## Materials provided:

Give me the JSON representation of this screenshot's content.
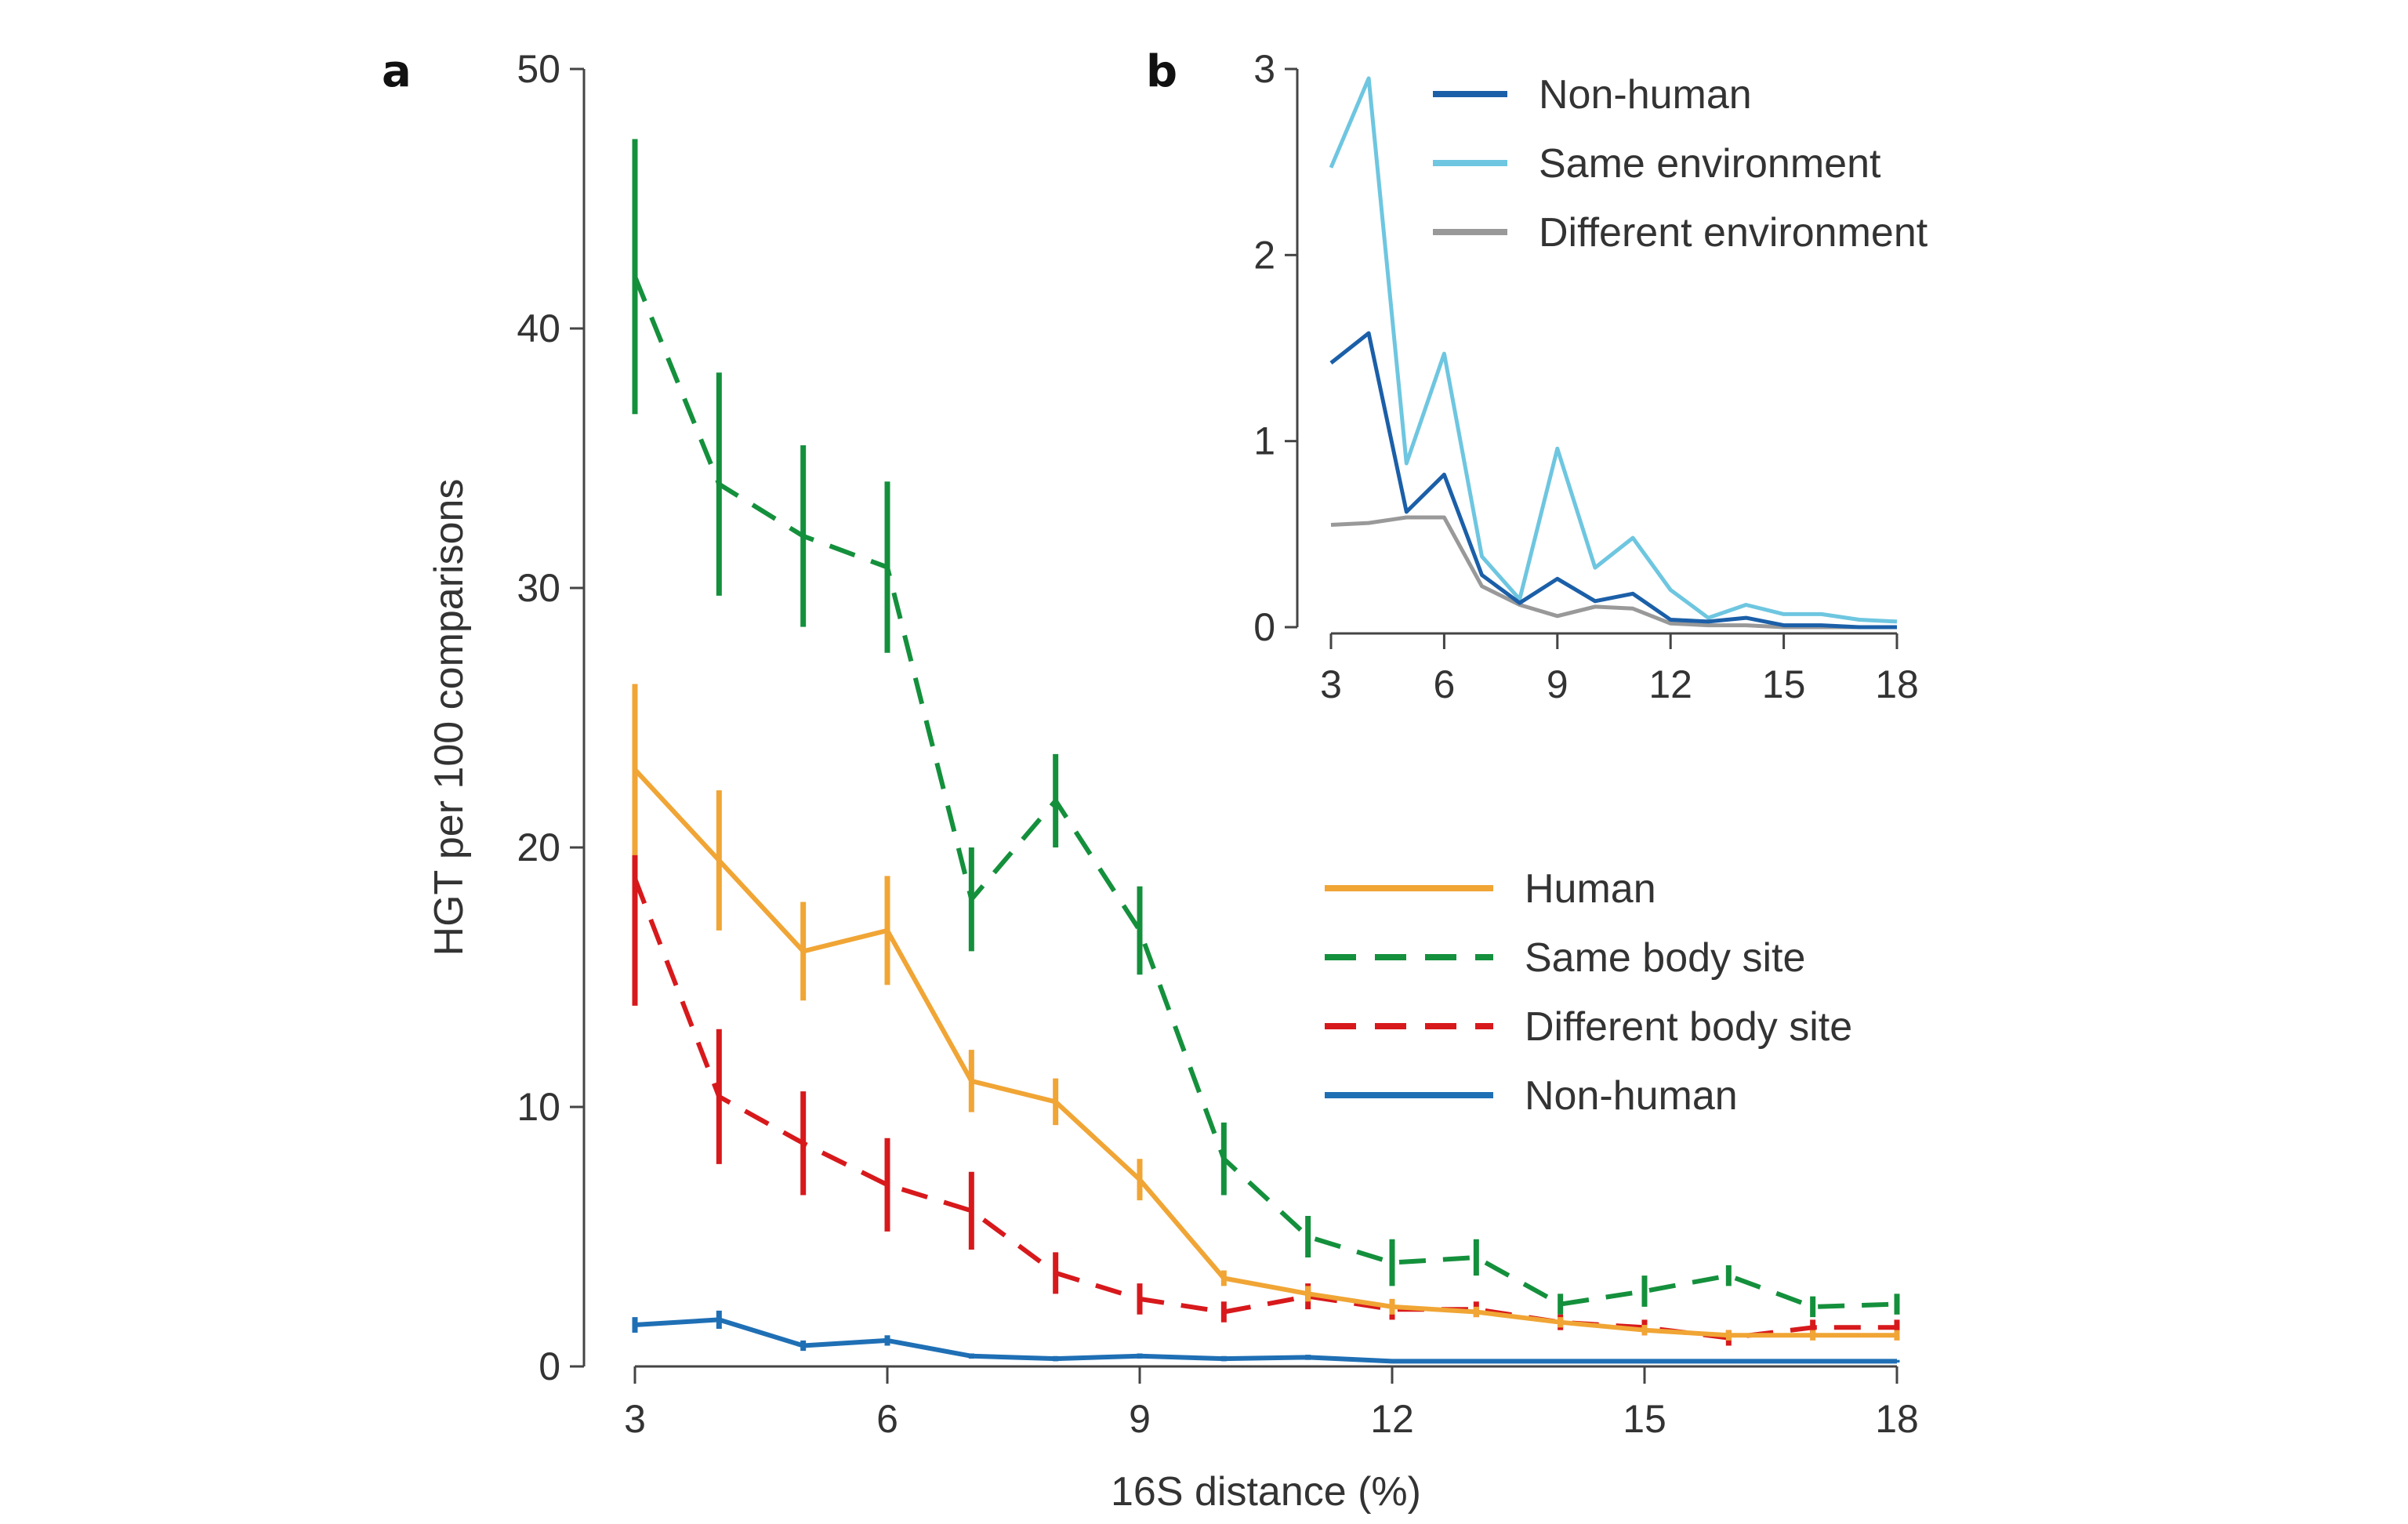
{
  "chart_data": [
    {
      "panel": "a",
      "type": "line",
      "title": "",
      "xlabel": "16S distance (%)",
      "ylabel": "HGT per 100 comparisons",
      "xlim": [
        3,
        18
      ],
      "ylim": [
        0,
        50
      ],
      "xticks": [
        3,
        6,
        9,
        12,
        15,
        18
      ],
      "yticks": [
        0,
        10,
        20,
        30,
        40,
        50
      ],
      "grid": false,
      "legend_position": "center-right",
      "x": [
        3,
        4,
        5,
        6,
        7,
        8,
        9,
        10,
        11,
        12,
        13,
        14,
        15,
        16,
        17,
        18
      ],
      "series": [
        {
          "name": "Human",
          "color": "#F0A535",
          "style": "solid",
          "values": [
            23.0,
            19.5,
            16.0,
            16.8,
            11.0,
            10.2,
            7.2,
            3.4,
            2.8,
            2.3,
            2.1,
            1.7,
            1.4,
            1.2,
            1.2,
            1.2
          ],
          "error": [
            3.3,
            2.7,
            1.9,
            2.1,
            1.2,
            0.9,
            0.8,
            0.3,
            0.3,
            0.3,
            0.2,
            0.2,
            0.2,
            0.2,
            0.2,
            0.2
          ]
        },
        {
          "name": "Same body site",
          "color": "#14903C",
          "style": "dashed",
          "values": [
            42.0,
            34.0,
            32.0,
            30.8,
            18.0,
            21.8,
            16.8,
            8.0,
            5.0,
            4.0,
            4.2,
            2.4,
            2.9,
            3.5,
            2.3,
            2.4
          ],
          "error": [
            5.3,
            4.3,
            3.5,
            3.3,
            2.0,
            1.8,
            1.7,
            1.4,
            0.8,
            0.9,
            0.7,
            0.4,
            0.6,
            0.4,
            0.4,
            0.4
          ]
        },
        {
          "name": "Different body site",
          "color": "#D7191C",
          "style": "dashed",
          "values": [
            18.8,
            10.4,
            8.6,
            7.0,
            6.0,
            3.6,
            2.6,
            2.1,
            2.7,
            2.2,
            2.2,
            1.7,
            1.5,
            1.1,
            1.5,
            1.5
          ],
          "error": [
            4.9,
            2.6,
            2.0,
            1.8,
            1.5,
            0.8,
            0.6,
            0.4,
            0.5,
            0.4,
            0.3,
            0.3,
            0.3,
            0.3,
            0.3,
            0.3
          ]
        },
        {
          "name": "Non-human",
          "color": "#1F6FB5",
          "style": "solid",
          "values": [
            1.6,
            1.8,
            0.8,
            1.0,
            0.4,
            0.3,
            0.4,
            0.3,
            0.35,
            0.2,
            0.2,
            0.2,
            0.2,
            0.2,
            0.2,
            0.2
          ],
          "error": [
            0.3,
            0.35,
            0.2,
            0.2,
            0.1,
            0.1,
            0.1,
            0.1,
            0.1,
            0.05,
            0.05,
            0.05,
            0.05,
            0.05,
            0.05,
            0.05
          ]
        }
      ]
    },
    {
      "panel": "b",
      "type": "line",
      "title": "",
      "xlabel": "",
      "ylabel": "",
      "xlim": [
        3,
        18
      ],
      "ylim": [
        0,
        3
      ],
      "xticks": [
        3,
        6,
        9,
        12,
        15,
        18
      ],
      "yticks": [
        0,
        1,
        2,
        3
      ],
      "grid": false,
      "legend_position": "top-right",
      "x": [
        3,
        4,
        5,
        6,
        7,
        8,
        9,
        10,
        11,
        12,
        13,
        14,
        15,
        16,
        17,
        18
      ],
      "series": [
        {
          "name": "Non-human",
          "color": "#1B5FA8",
          "values": [
            1.42,
            1.58,
            0.62,
            0.82,
            0.28,
            0.13,
            0.26,
            0.14,
            0.18,
            0.04,
            0.03,
            0.05,
            0.01,
            0.01,
            0.0,
            0.0
          ]
        },
        {
          "name": "Same environment",
          "color": "#6EC6E0",
          "values": [
            2.47,
            2.95,
            0.88,
            1.47,
            0.38,
            0.15,
            0.96,
            0.32,
            0.48,
            0.2,
            0.05,
            0.12,
            0.07,
            0.07,
            0.04,
            0.03
          ]
        },
        {
          "name": "Different environment",
          "color": "#999999",
          "values": [
            0.55,
            0.56,
            0.59,
            0.59,
            0.22,
            0.12,
            0.06,
            0.11,
            0.1,
            0.02,
            0.01,
            0.01,
            0.0,
            0.0,
            0.0,
            0.0
          ]
        }
      ]
    }
  ],
  "panels": {
    "a_label": "a",
    "b_label": "b"
  }
}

## What you need to do:
Give back only a number, the number of lines where the string "color" occurs.

## Answer for the task:
7